### What is being asked
From the listing below, extract every line containing "this".

----- Record set

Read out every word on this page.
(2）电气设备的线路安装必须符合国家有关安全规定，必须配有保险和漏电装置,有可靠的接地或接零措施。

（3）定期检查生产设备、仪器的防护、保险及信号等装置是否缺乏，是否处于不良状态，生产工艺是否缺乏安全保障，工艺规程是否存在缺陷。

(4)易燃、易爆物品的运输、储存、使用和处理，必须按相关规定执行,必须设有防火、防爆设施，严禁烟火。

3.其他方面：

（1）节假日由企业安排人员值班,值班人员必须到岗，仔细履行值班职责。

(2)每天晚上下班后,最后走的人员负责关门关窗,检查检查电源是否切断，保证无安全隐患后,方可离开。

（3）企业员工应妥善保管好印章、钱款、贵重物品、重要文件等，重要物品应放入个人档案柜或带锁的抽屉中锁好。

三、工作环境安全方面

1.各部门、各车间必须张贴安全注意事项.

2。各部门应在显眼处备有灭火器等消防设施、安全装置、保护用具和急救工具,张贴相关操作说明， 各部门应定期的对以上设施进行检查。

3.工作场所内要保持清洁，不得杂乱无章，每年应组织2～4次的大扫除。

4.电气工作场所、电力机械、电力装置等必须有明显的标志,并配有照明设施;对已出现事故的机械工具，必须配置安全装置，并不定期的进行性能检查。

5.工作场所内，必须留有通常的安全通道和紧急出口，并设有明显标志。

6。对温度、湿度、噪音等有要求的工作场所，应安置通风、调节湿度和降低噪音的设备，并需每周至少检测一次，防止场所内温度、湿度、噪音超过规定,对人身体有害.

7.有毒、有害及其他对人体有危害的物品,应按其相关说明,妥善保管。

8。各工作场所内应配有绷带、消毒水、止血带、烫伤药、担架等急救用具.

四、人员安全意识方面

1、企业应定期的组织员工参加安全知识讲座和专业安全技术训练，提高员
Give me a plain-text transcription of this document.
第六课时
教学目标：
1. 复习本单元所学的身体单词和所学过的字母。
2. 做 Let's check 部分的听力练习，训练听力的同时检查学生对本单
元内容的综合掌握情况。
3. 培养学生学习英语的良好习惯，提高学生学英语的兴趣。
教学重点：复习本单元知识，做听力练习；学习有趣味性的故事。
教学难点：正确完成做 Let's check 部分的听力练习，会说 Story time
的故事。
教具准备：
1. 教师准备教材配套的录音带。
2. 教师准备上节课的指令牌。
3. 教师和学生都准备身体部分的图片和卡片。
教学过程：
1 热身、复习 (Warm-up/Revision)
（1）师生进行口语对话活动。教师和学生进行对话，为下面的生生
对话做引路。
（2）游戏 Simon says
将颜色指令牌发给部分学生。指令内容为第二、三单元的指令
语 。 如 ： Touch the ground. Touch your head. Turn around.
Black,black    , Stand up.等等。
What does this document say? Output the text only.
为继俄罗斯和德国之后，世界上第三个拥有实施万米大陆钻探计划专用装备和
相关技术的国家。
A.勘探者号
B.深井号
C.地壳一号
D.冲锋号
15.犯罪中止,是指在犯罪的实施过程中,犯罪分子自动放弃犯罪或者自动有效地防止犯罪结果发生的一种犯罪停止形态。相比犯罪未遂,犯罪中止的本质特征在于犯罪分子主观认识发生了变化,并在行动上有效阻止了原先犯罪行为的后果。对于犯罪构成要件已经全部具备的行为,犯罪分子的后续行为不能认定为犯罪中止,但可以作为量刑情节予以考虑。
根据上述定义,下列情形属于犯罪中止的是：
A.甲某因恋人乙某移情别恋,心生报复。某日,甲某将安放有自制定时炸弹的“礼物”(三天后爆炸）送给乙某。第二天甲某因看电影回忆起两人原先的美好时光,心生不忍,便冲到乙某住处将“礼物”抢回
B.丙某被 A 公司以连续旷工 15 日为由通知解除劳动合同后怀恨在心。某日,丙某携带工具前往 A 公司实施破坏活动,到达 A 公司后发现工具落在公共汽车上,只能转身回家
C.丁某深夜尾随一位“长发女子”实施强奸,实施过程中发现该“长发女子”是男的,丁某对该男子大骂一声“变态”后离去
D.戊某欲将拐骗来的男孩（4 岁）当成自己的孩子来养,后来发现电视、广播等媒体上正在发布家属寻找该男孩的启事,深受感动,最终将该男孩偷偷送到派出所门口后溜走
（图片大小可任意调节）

----------

### Complete output
Read out every word on this page.
Give me a plain-text transcription of this document.
What does this document say? Output the text only.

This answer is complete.